EXTRACTED INFORMATION
──────────────────────────────

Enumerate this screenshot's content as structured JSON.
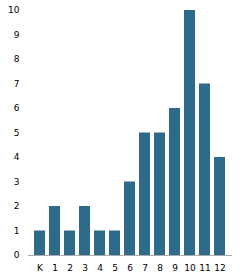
{
  "chart_data": {
    "type": "bar",
    "categories": [
      "K",
      "1",
      "2",
      "3",
      "4",
      "5",
      "6",
      "7",
      "8",
      "9",
      "10",
      "11",
      "12"
    ],
    "values": [
      1,
      2,
      1,
      2,
      1,
      1,
      3,
      5,
      5,
      6,
      10,
      7,
      4
    ],
    "color": "#2e6b8a",
    "ylim": [
      0,
      10
    ],
    "yticks": [
      0,
      1,
      2,
      3,
      4,
      5,
      6,
      7,
      8,
      9,
      10
    ],
    "grid": false
  }
}
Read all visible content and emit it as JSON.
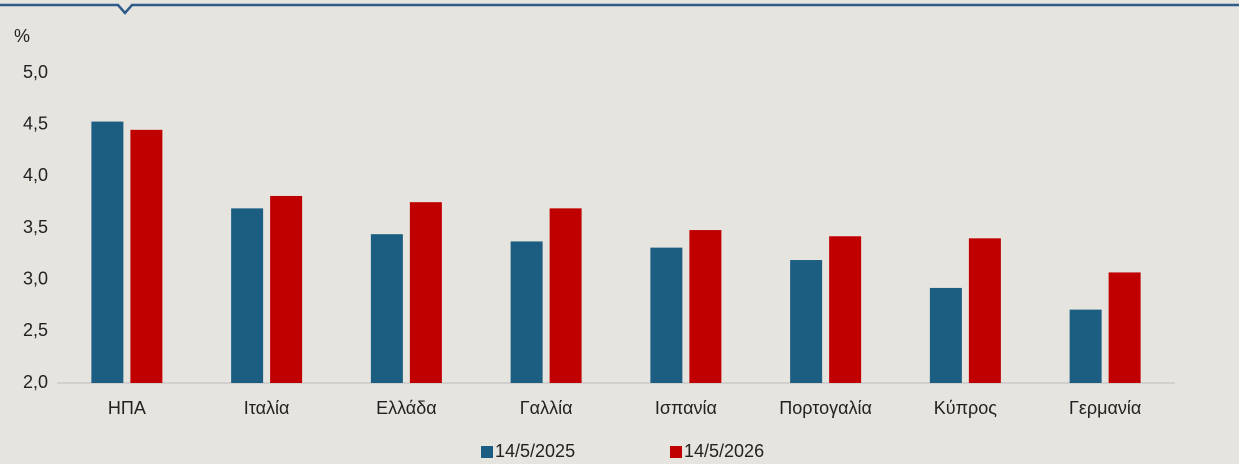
{
  "chart_data": {
    "type": "bar",
    "y_axis_label": "%",
    "categories": [
      "ΗΠΑ",
      "Ιταλία",
      "Ελλάδα",
      "Γαλλία",
      "Ισπανία",
      "Πορτογαλία",
      "Κύπρος",
      "Γερμανία"
    ],
    "series": [
      {
        "name": "14/5/2025",
        "color": "#1b5e82",
        "values": [
          4.53,
          3.69,
          3.44,
          3.37,
          3.31,
          3.19,
          2.92,
          2.71
        ]
      },
      {
        "name": "14/5/2026",
        "color": "#c00000",
        "values": [
          4.45,
          3.81,
          3.75,
          3.69,
          3.48,
          3.42,
          3.4,
          3.07
        ]
      }
    ],
    "ylim": [
      2.0,
      5.0
    ],
    "yticks": [
      {
        "value": 2.0,
        "label": "2,0"
      },
      {
        "value": 2.5,
        "label": "2,5"
      },
      {
        "value": 3.0,
        "label": "3,0"
      },
      {
        "value": 3.5,
        "label": "3,5"
      },
      {
        "value": 4.0,
        "label": "4,0"
      },
      {
        "value": 4.5,
        "label": "4,5"
      },
      {
        "value": 5.0,
        "label": "5,0"
      }
    ],
    "grid": false,
    "legend": "bottom"
  }
}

──────────────────────────────

SHORT PROBLEM
Identify every line holding the word "color" and copy it out.

TASK RESPONSE
    "color": "#2e6b8a",
        "color": "#1b5e82",
        "color": "#c00000",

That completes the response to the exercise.